╭─ Bacaan

Presiden Joko Widodo (kanan) mengambil sumpah anggota Dewan Pertimbangan Presiden (Wantimpres) di Istana Negara Senin (19/1/2015) Foto:Antara)
Presiden Joko Widodo (kanan) mengambil sumpah anggota Dewan Pertimbangan Presiden (Wantimpres) di Istana Negara Senin (19/1/2015) Foto:Antara)

Wantimpres RI, Semoga Bukan untuk Balas Budi

Desi Angriani • 20 Januari 2015 05:35
medcom.id, Jakarta: Dewan Pertimbangan Presiden (Wantimpres) adalah lembaga yang diperkenalkan dalam era Presiden Susilo Bambang Yudhoyono (SBY). Tradisi untuk meminta pertimbangan untuk menjadi pemecahan masalah atau rencana kebijakan itu dilanjutkan Presiden Joko Widodo.
 
Ada sembilan orang tokoh yang Jokowi percaya menjadi penasehatnya. Mereka adalah Subagyo HS, Sidarto Danusubroto, Yusuf Kartanegara, Hasyim Muzadi, Suharso Monoarfa, Rusdi Kirana, Jan Darmadi, Malik Fadjar dan  Sri Adiningsih. 
 
Melihat nama-nama itu, dengan mudah kita mengenali sebagian besar di antaranya adalah kader partai politik anggota Koalisi Indonesia Hebat (KIH). Sisanya yang nonpartisan adalah mantan anggota tim sukses Jokowi-JK atau memiliki kedekatan dengan Ketum DPP PDIP Megawati Soekarnoputri.
 
"Ini presentasikan tokoh senior di Indonesia dan sebagian aktif di parpol," kilah Mensesneg Pratikno di Istana Negara Jakarta, Senin (19/1/2015), menjawab pertanyaan dominasi parpol dan timses.
 
Komposisi Wantimpres Jokowi demikian berbeda dengan wantimpres dalam dua periode pemerintahan SBY. Walau mengakomodir wakil ormas dan parpol pendukung yang tidak kebagian kursi dalam kabinet, namun SBY lebih mementingkan porsi bagi tokoh yang kompetensinya sudah dikenal luas oleh masyarakat dalam dan luar negeri.

╰─
╭─ Cuplikan Data

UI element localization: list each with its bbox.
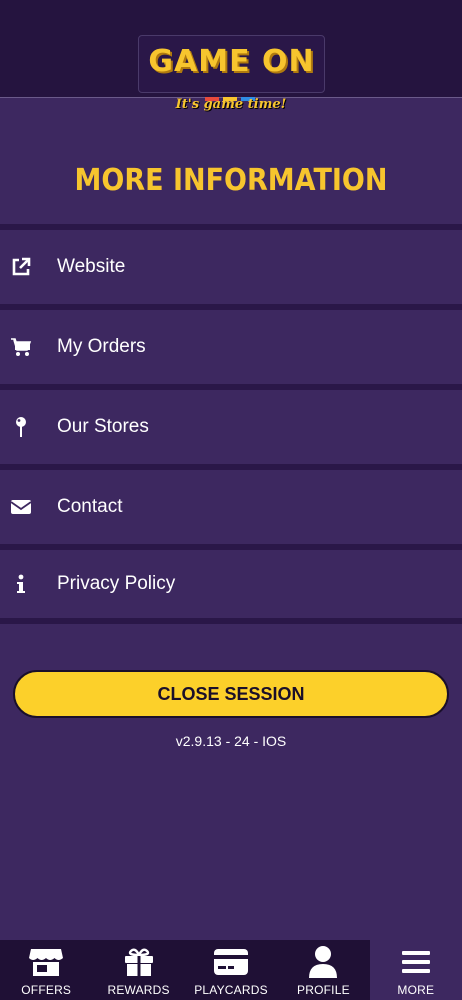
tab-profile[interactable]: PROFILE (277, 940, 369, 1000)
tab-label: MORE (397, 983, 435, 997)
tab-playcards[interactable]: PLAYCARDS (185, 940, 277, 1000)
store-icon (29, 945, 64, 979)
menu-item-my-orders[interactable]: My Orders (0, 304, 462, 384)
tab-rewards[interactable]: REWARDS (92, 940, 184, 1000)
info-menu: Website My Orders Our Stores Contact Pri… (0, 224, 462, 624)
tab-label: OFFERS (21, 983, 72, 997)
logo-tagline: It's game time! (175, 97, 287, 112)
menu-item-label: My Orders (57, 336, 146, 357)
app-header: GAME ON (0, 0, 462, 101)
close-session-button[interactable]: CLOSE SESSION (13, 670, 449, 718)
menu-item-our-stores[interactable]: Our Stores (0, 384, 462, 464)
card-icon (214, 945, 249, 979)
logo-text: GAME ON (148, 44, 315, 79)
external-link-icon (10, 256, 32, 278)
menu-item-contact[interactable]: Contact (0, 464, 462, 544)
logo-color-bars (205, 88, 265, 101)
tab-label: PLAYCARDS (194, 983, 268, 997)
menu-item-website[interactable]: Website (0, 224, 462, 304)
app-version: v2.9.13 - 24 - IOS (175, 733, 287, 749)
cart-icon (10, 336, 32, 358)
gift-icon (122, 945, 156, 979)
menu-item-privacy-policy[interactable]: Privacy Policy (0, 544, 462, 624)
menu-item-label: Privacy Policy (57, 573, 176, 594)
menu-item-label: Website (57, 256, 126, 277)
menu-item-label: Our Stores (57, 416, 149, 437)
bottom-tab-bar: OFFERS REWARDS PLAYCARDS PROFILE MORE (0, 940, 462, 1000)
tab-more[interactable]: MORE (369, 940, 462, 1000)
page-title: MORE INFORMATION (74, 163, 388, 198)
user-icon (306, 945, 340, 979)
menu-item-label: Contact (57, 496, 123, 517)
envelope-icon (10, 496, 32, 518)
info-icon (10, 573, 32, 595)
map-pin-icon (10, 416, 32, 438)
tab-offers[interactable]: OFFERS (0, 940, 92, 1000)
app-logo[interactable]: GAME ON (138, 35, 325, 101)
tab-label: REWARDS (107, 983, 170, 997)
tab-label: PROFILE (297, 983, 350, 997)
menu-icon (399, 945, 433, 979)
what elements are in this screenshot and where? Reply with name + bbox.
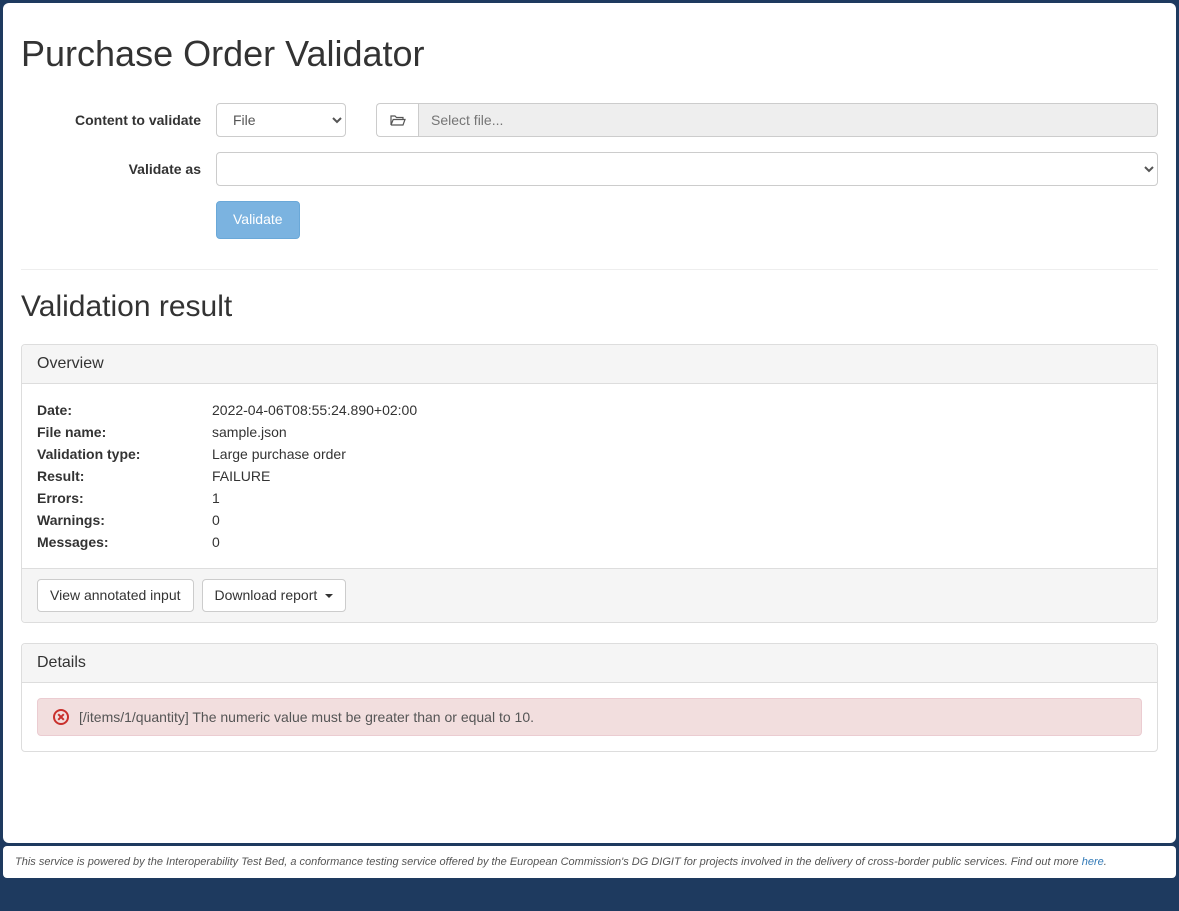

╰─

▶ Soal Latihan
1 – Dalam bacaan tentang Wantimpres, siapa saja anggota yang disebut sesudah Hasyim Muzadi dalam daftar sembilan penasihat Jokowi?
2 – Lanjutkan bacaan tentang Wantimpres mulai dari sesudah kalimat terakhirnya.
Data tersebut tidak dipakai dalam latihan ini.

▶ Jawaban Tiap Soal
1 – Suharso Monoarfa, Rusdi Kirana, Jan Darmadi, Malik Fadjar, dan Sri Adiningsih.

2 –
Wantimpres pada periode pertama SBY dianggotai oleh Ali Alatas (mantan menlu, diplomat karier), Emil Salim (mantan menteri Lingkungan Hidup), Rachmawati Soekarnoputri (Partai Pelopor), Syahrir (ekonom, Partai Perhimpunan Indonesia Baru), Ma'ruf Amin (Majelis Ulama Indonesia), Tiopan Bernhard Silalahi (tim sukses), Adnan Buyung Nasution (praktisi hukum), Subur Budhisantoso (mantan Ketua Partai Demokrat) dan Radi A Gani (mantan Rektor Universitas Hasanuddin, mantan Menteri Pertanian).
 
Di dalam perjalanannya Ali Alatas banyak beperan dalam memperbaiki citra Indonesia di mata dunia dengan mendorong Presiden SBY aktif dalam berbagai forum internasional. Ingat bahwa pascareformasi, RI dikenai embargo militer gara-gara tidak memberi sanksi kepada petinggi TNI yang diduga terlibat tindak pelanggaran HAM berat.
 
Berkat sepak terjang Emil Salim, Indonesia membenahi sanksi hukum terhadap pelaku aksi penebangan liar hutan. Pada saat bersamaan mendongkrak nilai tawar RI dalam berbagai agenda perbaikan lingkungan hidup dunia dan pencegahan perubahan iklim. Meski di dalam negeri capaian bidang lingkungan kurang banyak diketahui, namun komunitas internasional sangat menaruh hormat kepada Indonesia.
 
Demikian pula anggota lain dengan peran masing-masing. Perbedaan latar belakang, afiliasi dan pengetahuan, membuat Presiden SBY memperoleh masukan dari sudut pandang berbeda-beda. Contohnya dalam kasus Jemaah Ahmadiyah, sebagai Ketua MUI bidang Fatwa maka Ma'ruf Amin menegaskan aliran tersebut haram. Sebaliknya dari Adnan Buyung Nasution masukannya adalah menghormati perbedaan keyakinan beragama sebagai hak azasi yang wajib dihormati apa pun alasannya.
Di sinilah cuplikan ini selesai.